╭─ MATERIALE FORNITO
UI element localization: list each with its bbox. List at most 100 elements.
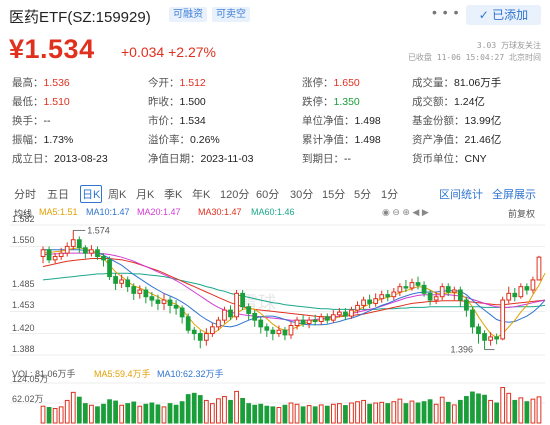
candle-body — [300, 319, 306, 325]
candle-body — [367, 299, 373, 304]
tab-15分[interactable]: 15分 — [322, 186, 345, 202]
candlestick-chart[interactable]: 雪球 1.5741.396 — [0, 215, 550, 375]
volume-bar — [107, 399, 112, 424]
volume-bar — [173, 404, 179, 424]
tab-分时[interactable]: 分时 — [14, 186, 36, 202]
volume-bar — [288, 402, 294, 424]
candle-body — [155, 299, 161, 304]
volume-bar — [518, 397, 524, 424]
volume-bar — [191, 392, 197, 424]
volume-bar — [500, 387, 506, 424]
fullscreen-link[interactable]: 全屏展示 — [492, 186, 536, 202]
tab-月K[interactable]: 月K — [136, 186, 154, 202]
stat-0-0: 最高：1.536 — [12, 75, 70, 90]
y-tick-label: 1.582 — [12, 214, 35, 224]
candle-body — [161, 299, 167, 304]
volume-bar — [179, 401, 185, 424]
tab-日K[interactable]: 日K — [80, 185, 103, 203]
volume-bar — [282, 404, 288, 424]
stat-4-1: 净值日期：2023-11-03 — [148, 151, 253, 166]
volume-bar — [258, 403, 264, 424]
tab-五日[interactable]: 五日 — [47, 186, 69, 202]
stat-value: 1.536 — [43, 77, 70, 89]
volume-bar — [113, 400, 118, 424]
tab-1分[interactable]: 1分 — [381, 186, 398, 202]
tab-年K[interactable]: 年K — [192, 186, 210, 202]
volume-bar — [234, 390, 239, 424]
stat-value: 2023-11-03 — [200, 153, 254, 165]
volume-bar — [264, 405, 270, 424]
volume-bar — [409, 400, 415, 424]
volume-bar — [58, 406, 64, 424]
y-tick-label: 1.485 — [12, 279, 35, 289]
candle-body — [282, 329, 288, 336]
price-change: +0.034 +2.27% — [121, 44, 216, 60]
candle-body — [330, 314, 336, 321]
tab-季K[interactable]: 季K — [164, 186, 182, 202]
candle-body — [149, 296, 155, 301]
candle-body — [95, 249, 100, 257]
stat-value: 1.510 — [43, 96, 70, 108]
stat-4-2: 到期日：-- — [302, 151, 351, 166]
stat-1-1: 昨收：1.500 — [148, 94, 206, 109]
volume-bar — [476, 393, 481, 424]
stat-0-1: 今开：1.512 — [148, 75, 206, 90]
volume-bar — [143, 403, 149, 424]
candle-body — [107, 259, 112, 278]
volume-chart[interactable] — [0, 381, 550, 424]
candle-body — [197, 333, 203, 341]
candle-body — [228, 309, 233, 318]
candle-body — [379, 294, 385, 300]
volume-bar — [137, 405, 143, 424]
stat-2-1: 市价：1.534 — [148, 113, 206, 128]
stat-label: 换手： — [12, 115, 44, 127]
candle-body — [173, 304, 179, 309]
volume-bar — [167, 403, 173, 424]
stat-value: 0.26% — [190, 134, 220, 146]
tab-60分[interactable]: 60分 — [256, 186, 279, 202]
volume-bar — [379, 401, 385, 424]
tab-30分[interactable]: 30分 — [290, 186, 313, 202]
candle-body — [470, 309, 475, 328]
tab-120分[interactable]: 120分 — [220, 186, 249, 202]
candle-body — [306, 319, 312, 325]
current-price: ¥1.534 — [9, 34, 95, 64]
stat-3-3: 资产净值：21.46亿 — [412, 132, 501, 147]
candle-body — [222, 309, 227, 321]
volume-bar — [421, 401, 427, 424]
added-to-watchlist-button[interactable]: ✓ 已添加 — [466, 5, 541, 25]
margin-financing-tag[interactable]: 可融资 — [169, 7, 207, 22]
volume-bar — [343, 405, 348, 424]
candle-body — [530, 279, 536, 291]
tab-5分[interactable]: 5分 — [354, 186, 371, 202]
stat-label: 成立日： — [12, 153, 54, 165]
volume-bar — [361, 399, 366, 424]
volume-bar — [246, 403, 252, 424]
tab-周K[interactable]: 周K — [108, 186, 126, 202]
more-options-icon[interactable]: • • • — [432, 4, 459, 20]
volume-bar — [373, 402, 379, 424]
candle-body — [113, 276, 118, 284]
stat-2-3: 基金份额：13.99亿 — [412, 113, 501, 128]
volume-bar — [185, 394, 191, 424]
volume-bar — [203, 399, 209, 424]
stat-label: 成交量： — [412, 77, 454, 89]
candle-body — [439, 286, 445, 298]
candle-body — [203, 333, 209, 341]
volume-bar — [385, 403, 391, 424]
stat-1-2: 跌停：1.350 — [302, 94, 360, 109]
candle-body — [433, 296, 439, 301]
range-stats-link[interactable]: 区间统计 — [439, 186, 483, 202]
volume-bar — [270, 406, 276, 424]
stat-value: 2013-08-23 — [54, 153, 108, 165]
candle-body — [234, 292, 239, 318]
candle-body — [76, 239, 82, 249]
followers-count: 3.03 万球友关注 — [476, 41, 541, 50]
stat-value: 1.24亿 — [454, 96, 485, 108]
volume-bar — [101, 403, 106, 424]
short-selling-tag[interactable]: 可卖空 — [212, 7, 250, 22]
stat-label: 昨收： — [148, 96, 180, 108]
volume-bar — [451, 404, 457, 424]
quote-meta: 3.03 万球友关注 已收盘 11-06 15:04:27 北京时间 — [408, 40, 541, 64]
candle-body — [397, 286, 403, 293]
╰─
> _CONSEGNA_:
Conta le righe qui sopra in cui compare la stringa "link". Scrivi soltanto il numero.

> _RISPOSTA_:
2